Can you output the material exactly as written, minus any pictures it holds?
# ENTRIES SHOWN start
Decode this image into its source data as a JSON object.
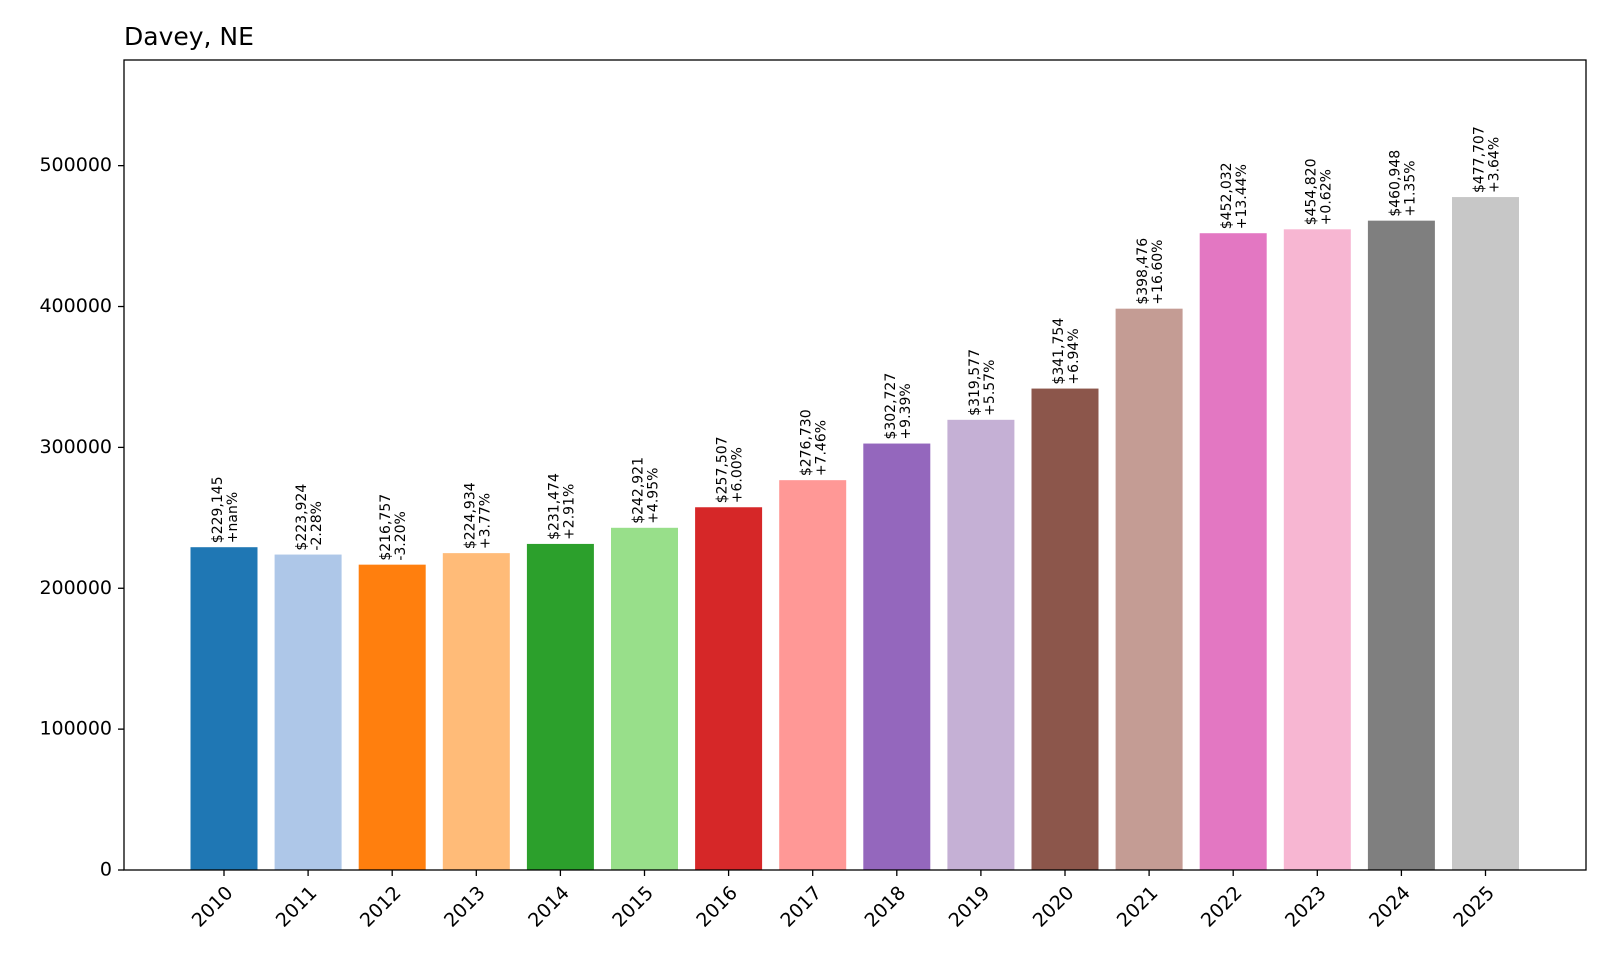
{
  "chart_data": {
    "type": "bar",
    "title": "Davey, NE",
    "xlabel": "",
    "ylabel": "",
    "categories": [
      "2010",
      "2011",
      "2012",
      "2013",
      "2014",
      "2015",
      "2016",
      "2017",
      "2018",
      "2019",
      "2020",
      "2021",
      "2022",
      "2023",
      "2024",
      "2025"
    ],
    "values": [
      229145,
      223924,
      216757,
      224934,
      231474,
      242921,
      257507,
      276730,
      302727,
      319577,
      341754,
      398476,
      452032,
      454820,
      460948,
      477707
    ],
    "value_labels": [
      "$229,145",
      "$223,924",
      "$216,757",
      "$224,934",
      "$231,474",
      "$242,921",
      "$257,507",
      "$276,730",
      "$302,727",
      "$319,577",
      "$341,754",
      "$398,476",
      "$452,032",
      "$454,820",
      "$460,948",
      "$477,707"
    ],
    "change_labels": [
      "+nan%",
      "-2.28%",
      "-3.20%",
      "+3.77%",
      "+2.91%",
      "+4.95%",
      "+6.00%",
      "+7.46%",
      "+9.39%",
      "+5.57%",
      "+6.94%",
      "+16.60%",
      "+13.44%",
      "+0.62%",
      "+1.35%",
      "+3.64%"
    ],
    "colors": [
      "#1f77b4",
      "#aec7e8",
      "#ff7f0e",
      "#ffbb78",
      "#2ca02c",
      "#98df8a",
      "#d62728",
      "#ff9896",
      "#9467bd",
      "#c5b0d5",
      "#8c564b",
      "#c49c94",
      "#e377c2",
      "#f7b6d2",
      "#7f7f7f",
      "#c7c7c7"
    ],
    "ylim": [
      0,
      575000
    ],
    "yticks": [
      0,
      100000,
      200000,
      300000,
      400000,
      500000
    ],
    "ytick_labels": [
      "0",
      "100000",
      "200000",
      "300000",
      "400000",
      "500000"
    ],
    "grid": false,
    "legend": "none"
  }
}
# ENTRIES SHOWN end
ANSWER FOR THIS EXERCISE -
Decode this image into its source data as a JSON object.
{
  "chart_data": {
    "type": "bar",
    "title": "Davey, NE",
    "xlabel": "",
    "ylabel": "",
    "categories": [
      "2010",
      "2011",
      "2012",
      "2013",
      "2014",
      "2015",
      "2016",
      "2017",
      "2018",
      "2019",
      "2020",
      "2021",
      "2022",
      "2023",
      "2024",
      "2025"
    ],
    "values": [
      229145,
      223924,
      216757,
      224934,
      231474,
      242921,
      257507,
      276730,
      302727,
      319577,
      341754,
      398476,
      452032,
      454820,
      460948,
      477707
    ],
    "value_labels": [
      "$229,145",
      "$223,924",
      "$216,757",
      "$224,934",
      "$231,474",
      "$242,921",
      "$257,507",
      "$276,730",
      "$302,727",
      "$319,577",
      "$341,754",
      "$398,476",
      "$452,032",
      "$454,820",
      "$460,948",
      "$477,707"
    ],
    "change_labels": [
      "+nan%",
      "-2.28%",
      "-3.20%",
      "+3.77%",
      "+2.91%",
      "+4.95%",
      "+6.00%",
      "+7.46%",
      "+9.39%",
      "+5.57%",
      "+6.94%",
      "+16.60%",
      "+13.44%",
      "+0.62%",
      "+1.35%",
      "+3.64%"
    ],
    "colors": [
      "#1f77b4",
      "#aec7e8",
      "#ff7f0e",
      "#ffbb78",
      "#2ca02c",
      "#98df8a",
      "#d62728",
      "#ff9896",
      "#9467bd",
      "#c5b0d5",
      "#8c564b",
      "#c49c94",
      "#e377c2",
      "#f7b6d2",
      "#7f7f7f",
      "#c7c7c7"
    ],
    "ylim": [
      0,
      575000
    ],
    "yticks": [
      0,
      100000,
      200000,
      300000,
      400000,
      500000
    ],
    "ytick_labels": [
      "0",
      "100000",
      "200000",
      "300000",
      "400000",
      "500000"
    ],
    "grid": false,
    "legend": "none"
  }
}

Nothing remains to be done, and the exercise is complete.